◆ What to work on:
Output each entry verbatim and exclude every picture from it.

<<<<

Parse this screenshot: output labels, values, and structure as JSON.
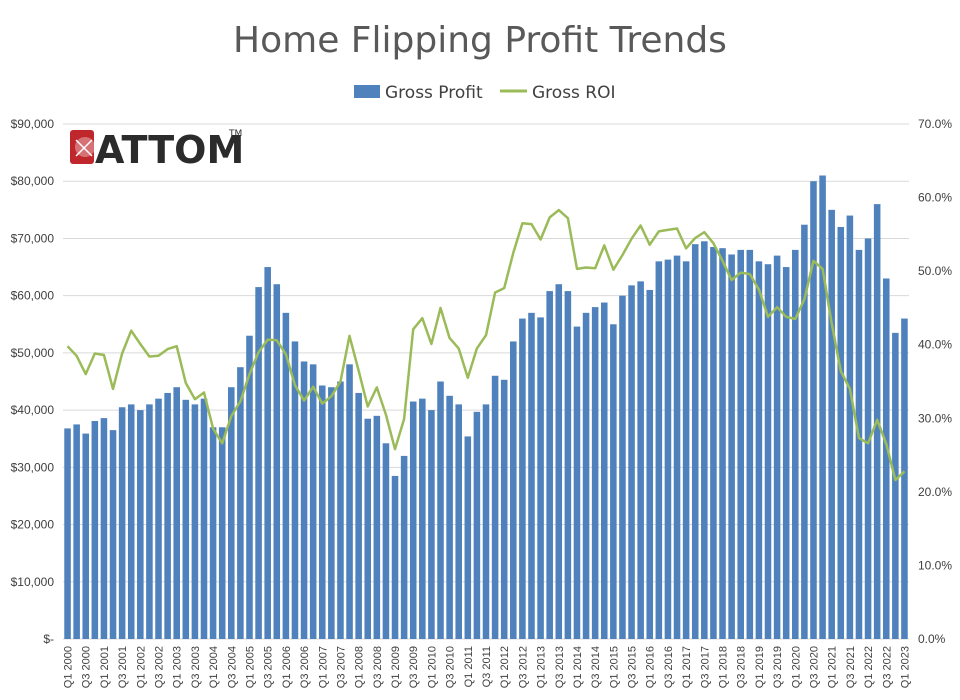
{
  "logo": {
    "text": "ATTOM",
    "tm": "TM",
    "accent_color": "#c0272d"
  },
  "chart_data": {
    "type": "bar",
    "title": "Home Flipping  Profit Trends",
    "legend_position": "top",
    "grid": true,
    "x": [
      "Q1 2000",
      "Q2 2000",
      "Q3 2000",
      "Q4 2000",
      "Q1 2001",
      "Q2 2001",
      "Q3 2001",
      "Q4 2001",
      "Q1 2002",
      "Q2 2002",
      "Q3 2002",
      "Q4 2002",
      "Q1 2003",
      "Q2 2003",
      "Q3 2003",
      "Q4 2003",
      "Q1 2004",
      "Q2 2004",
      "Q3 2004",
      "Q4 2004",
      "Q1 2005",
      "Q2 2005",
      "Q3 2005",
      "Q4 2005",
      "Q1 2006",
      "Q2 2006",
      "Q3 2006",
      "Q4 2006",
      "Q1 2007",
      "Q2 2007",
      "Q3 2007",
      "Q4 2007",
      "Q1 2008",
      "Q2 2008",
      "Q3 2008",
      "Q4 2008",
      "Q1 2009",
      "Q2 2009",
      "Q3 2009",
      "Q4 2009",
      "Q1 2010",
      "Q2 2010",
      "Q3 2010",
      "Q4 2010",
      "Q1 2011",
      "Q2 2011",
      "Q3 2011",
      "Q4 2011",
      "Q1 2012",
      "Q2 2012",
      "Q3 2012",
      "Q4 2012",
      "Q1 2013",
      "Q2 2013",
      "Q3 2013",
      "Q4 2013",
      "Q1 2014",
      "Q2 2014",
      "Q3 2014",
      "Q4 2014",
      "Q1 2015",
      "Q2 2015",
      "Q3 2015",
      "Q4 2015",
      "Q1 2016",
      "Q2 2016",
      "Q3 2016",
      "Q4 2016",
      "Q1 2017",
      "Q2 2017",
      "Q3 2017",
      "Q4 2017",
      "Q1 2018",
      "Q2 2018",
      "Q3 2018",
      "Q4 2018",
      "Q1 2019",
      "Q2 2019",
      "Q3 2019",
      "Q4 2019",
      "Q1 2020",
      "Q2 2020",
      "Q3 2020",
      "Q4 2020",
      "Q1 2021",
      "Q2 2021",
      "Q3 2021",
      "Q4 2021",
      "Q1 2022",
      "Q2 2022",
      "Q3 2022",
      "Q4 2022",
      "Q1 2023"
    ],
    "x_tick_labels": [
      "Q1 2000",
      "Q3 2000",
      "Q1 2001",
      "Q3 2001",
      "Q1 2002",
      "Q3 2002",
      "Q1 2003",
      "Q3 2003",
      "Q1 2004",
      "Q3 2004",
      "Q1 2005",
      "Q3 2005",
      "Q1 2006",
      "Q3 2006",
      "Q1 2007",
      "Q3 2007",
      "Q1 2008",
      "Q3 2008",
      "Q1 2009",
      "Q3 2009",
      "Q1 2010",
      "Q3 2010",
      "Q1 2011",
      "Q3 2011",
      "Q1 2012",
      "Q3 2012",
      "Q1 2013",
      "Q3 2013",
      "Q1 2014",
      "Q3 2014",
      "Q1 2015",
      "Q3 2015",
      "Q1 2016",
      "Q3 2016",
      "Q1 2017",
      "Q3 2017",
      "Q1 2018",
      "Q3 2018",
      "Q1 2019",
      "Q3 2019",
      "Q1 2020",
      "Q3 2020",
      "Q1 2021",
      "Q3 2021",
      "Q1 2022",
      "Q3 2022",
      "Q1 2023"
    ],
    "y_left": {
      "range": [
        0,
        90000
      ],
      "ticks": [
        "$-",
        "$10,000",
        "$20,000",
        "$30,000",
        "$40,000",
        "$50,000",
        "$60,000",
        "$70,000",
        "$80,000",
        "$90,000"
      ]
    },
    "y_right": {
      "range": [
        0,
        70
      ],
      "ticks": [
        "0.0%",
        "10.0%",
        "20.0%",
        "30.0%",
        "40.0%",
        "50.0%",
        "60.0%",
        "70.0%"
      ]
    },
    "series": [
      {
        "name": "Gross Profit",
        "type": "bar",
        "axis": "left",
        "color": "#4f81bd",
        "values": [
          36800,
          37500,
          35900,
          38100,
          38600,
          36500,
          40500,
          41000,
          40000,
          41000,
          42000,
          43000,
          44000,
          41800,
          41000,
          42000,
          37000,
          37000,
          44000,
          47500,
          53000,
          61500,
          65000,
          62000,
          57000,
          52000,
          48500,
          48000,
          44300,
          44000,
          45000,
          48000,
          43000,
          38500,
          39000,
          34200,
          28500,
          32000,
          41500,
          42000,
          40000,
          45000,
          42500,
          41000,
          35400,
          39700,
          41000,
          46000,
          45300,
          52000,
          56000,
          57000,
          56200,
          60800,
          62000,
          60800,
          54600,
          57000,
          58000,
          58800,
          55000,
          60000,
          61800,
          62500,
          61000,
          66000,
          66300,
          67000,
          66000,
          69000,
          69500,
          68500,
          68300,
          67200,
          68000,
          68000,
          66000,
          65500,
          67000,
          65000,
          68000,
          72400,
          80000,
          81000,
          75000,
          72000,
          74000,
          68000,
          70000,
          76000,
          63000,
          53500,
          56000
        ]
      },
      {
        "name": "Gross ROI",
        "type": "line",
        "axis": "right",
        "color": "#9bbb59",
        "values": [
          39.8,
          38.5,
          36.0,
          38.8,
          38.6,
          34.0,
          38.8,
          41.9,
          40.1,
          38.4,
          38.5,
          39.4,
          39.8,
          34.8,
          32.6,
          33.5,
          28.6,
          26.6,
          30.3,
          32.3,
          36.0,
          39.0,
          40.7,
          40.6,
          38.7,
          34.5,
          32.4,
          34.3,
          32.0,
          33.0,
          35.0,
          41.2,
          36.5,
          31.6,
          34.2,
          30.5,
          25.8,
          29.9,
          42.1,
          43.6,
          40.1,
          45.0,
          40.9,
          39.5,
          35.5,
          39.5,
          41.3,
          47.1,
          47.7,
          52.5,
          56.5,
          56.4,
          54.3,
          57.3,
          58.3,
          57.2,
          50.3,
          50.5,
          50.4,
          53.5,
          50.2,
          52.2,
          54.4,
          56.2,
          53.6,
          55.4,
          55.6,
          55.8,
          53.1,
          54.5,
          55.3,
          53.8,
          51.4,
          48.8,
          49.8,
          49.6,
          47.5,
          43.8,
          45.1,
          43.8,
          43.5,
          46.2,
          51.4,
          50.3,
          42.9,
          36.4,
          34.0,
          27.3,
          26.6,
          29.8,
          26.5,
          21.6,
          22.8
        ]
      }
    ]
  }
}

>>>>

◆ Solution to the problem:
Parse this screenshot: output labels, values, and structure as JSON.
{
  "logo": {
    "text": "ATTOM",
    "tm": "TM",
    "accent_color": "#c0272d"
  },
  "chart_data": {
    "type": "bar",
    "title": "Home Flipping  Profit Trends",
    "legend_position": "top",
    "grid": true,
    "x": [
      "Q1 2000",
      "Q2 2000",
      "Q3 2000",
      "Q4 2000",
      "Q1 2001",
      "Q2 2001",
      "Q3 2001",
      "Q4 2001",
      "Q1 2002",
      "Q2 2002",
      "Q3 2002",
      "Q4 2002",
      "Q1 2003",
      "Q2 2003",
      "Q3 2003",
      "Q4 2003",
      "Q1 2004",
      "Q2 2004",
      "Q3 2004",
      "Q4 2004",
      "Q1 2005",
      "Q2 2005",
      "Q3 2005",
      "Q4 2005",
      "Q1 2006",
      "Q2 2006",
      "Q3 2006",
      "Q4 2006",
      "Q1 2007",
      "Q2 2007",
      "Q3 2007",
      "Q4 2007",
      "Q1 2008",
      "Q2 2008",
      "Q3 2008",
      "Q4 2008",
      "Q1 2009",
      "Q2 2009",
      "Q3 2009",
      "Q4 2009",
      "Q1 2010",
      "Q2 2010",
      "Q3 2010",
      "Q4 2010",
      "Q1 2011",
      "Q2 2011",
      "Q3 2011",
      "Q4 2011",
      "Q1 2012",
      "Q2 2012",
      "Q3 2012",
      "Q4 2012",
      "Q1 2013",
      "Q2 2013",
      "Q3 2013",
      "Q4 2013",
      "Q1 2014",
      "Q2 2014",
      "Q3 2014",
      "Q4 2014",
      "Q1 2015",
      "Q2 2015",
      "Q3 2015",
      "Q4 2015",
      "Q1 2016",
      "Q2 2016",
      "Q3 2016",
      "Q4 2016",
      "Q1 2017",
      "Q2 2017",
      "Q3 2017",
      "Q4 2017",
      "Q1 2018",
      "Q2 2018",
      "Q3 2018",
      "Q4 2018",
      "Q1 2019",
      "Q2 2019",
      "Q3 2019",
      "Q4 2019",
      "Q1 2020",
      "Q2 2020",
      "Q3 2020",
      "Q4 2020",
      "Q1 2021",
      "Q2 2021",
      "Q3 2021",
      "Q4 2021",
      "Q1 2022",
      "Q2 2022",
      "Q3 2022",
      "Q4 2022",
      "Q1 2023"
    ],
    "x_tick_labels": [
      "Q1 2000",
      "Q3 2000",
      "Q1 2001",
      "Q3 2001",
      "Q1 2002",
      "Q3 2002",
      "Q1 2003",
      "Q3 2003",
      "Q1 2004",
      "Q3 2004",
      "Q1 2005",
      "Q3 2005",
      "Q1 2006",
      "Q3 2006",
      "Q1 2007",
      "Q3 2007",
      "Q1 2008",
      "Q3 2008",
      "Q1 2009",
      "Q3 2009",
      "Q1 2010",
      "Q3 2010",
      "Q1 2011",
      "Q3 2011",
      "Q1 2012",
      "Q3 2012",
      "Q1 2013",
      "Q3 2013",
      "Q1 2014",
      "Q3 2014",
      "Q1 2015",
      "Q3 2015",
      "Q1 2016",
      "Q3 2016",
      "Q1 2017",
      "Q3 2017",
      "Q1 2018",
      "Q3 2018",
      "Q1 2019",
      "Q3 2019",
      "Q1 2020",
      "Q3 2020",
      "Q1 2021",
      "Q3 2021",
      "Q1 2022",
      "Q3 2022",
      "Q1 2023"
    ],
    "y_left": {
      "range": [
        0,
        90000
      ],
      "ticks": [
        "$-",
        "$10,000",
        "$20,000",
        "$30,000",
        "$40,000",
        "$50,000",
        "$60,000",
        "$70,000",
        "$80,000",
        "$90,000"
      ]
    },
    "y_right": {
      "range": [
        0,
        70
      ],
      "ticks": [
        "0.0%",
        "10.0%",
        "20.0%",
        "30.0%",
        "40.0%",
        "50.0%",
        "60.0%",
        "70.0%"
      ]
    },
    "series": [
      {
        "name": "Gross Profit",
        "type": "bar",
        "axis": "left",
        "color": "#4f81bd",
        "values": [
          36800,
          37500,
          35900,
          38100,
          38600,
          36500,
          40500,
          41000,
          40000,
          41000,
          42000,
          43000,
          44000,
          41800,
          41000,
          42000,
          37000,
          37000,
          44000,
          47500,
          53000,
          61500,
          65000,
          62000,
          57000,
          52000,
          48500,
          48000,
          44300,
          44000,
          45000,
          48000,
          43000,
          38500,
          39000,
          34200,
          28500,
          32000,
          41500,
          42000,
          40000,
          45000,
          42500,
          41000,
          35400,
          39700,
          41000,
          46000,
          45300,
          52000,
          56000,
          57000,
          56200,
          60800,
          62000,
          60800,
          54600,
          57000,
          58000,
          58800,
          55000,
          60000,
          61800,
          62500,
          61000,
          66000,
          66300,
          67000,
          66000,
          69000,
          69500,
          68500,
          68300,
          67200,
          68000,
          68000,
          66000,
          65500,
          67000,
          65000,
          68000,
          72400,
          80000,
          81000,
          75000,
          72000,
          74000,
          68000,
          70000,
          76000,
          63000,
          53500,
          56000
        ]
      },
      {
        "name": "Gross ROI",
        "type": "line",
        "axis": "right",
        "color": "#9bbb59",
        "values": [
          39.8,
          38.5,
          36.0,
          38.8,
          38.6,
          34.0,
          38.8,
          41.9,
          40.1,
          38.4,
          38.5,
          39.4,
          39.8,
          34.8,
          32.6,
          33.5,
          28.6,
          26.6,
          30.3,
          32.3,
          36.0,
          39.0,
          40.7,
          40.6,
          38.7,
          34.5,
          32.4,
          34.3,
          32.0,
          33.0,
          35.0,
          41.2,
          36.5,
          31.6,
          34.2,
          30.5,
          25.8,
          29.9,
          42.1,
          43.6,
          40.1,
          45.0,
          40.9,
          39.5,
          35.5,
          39.5,
          41.3,
          47.1,
          47.7,
          52.5,
          56.5,
          56.4,
          54.3,
          57.3,
          58.3,
          57.2,
          50.3,
          50.5,
          50.4,
          53.5,
          50.2,
          52.2,
          54.4,
          56.2,
          53.6,
          55.4,
          55.6,
          55.8,
          53.1,
          54.5,
          55.3,
          53.8,
          51.4,
          48.8,
          49.8,
          49.6,
          47.5,
          43.8,
          45.1,
          43.8,
          43.5,
          46.2,
          51.4,
          50.3,
          42.9,
          36.4,
          34.0,
          27.3,
          26.6,
          29.8,
          26.5,
          21.6,
          22.8
        ]
      }
    ]
  }
}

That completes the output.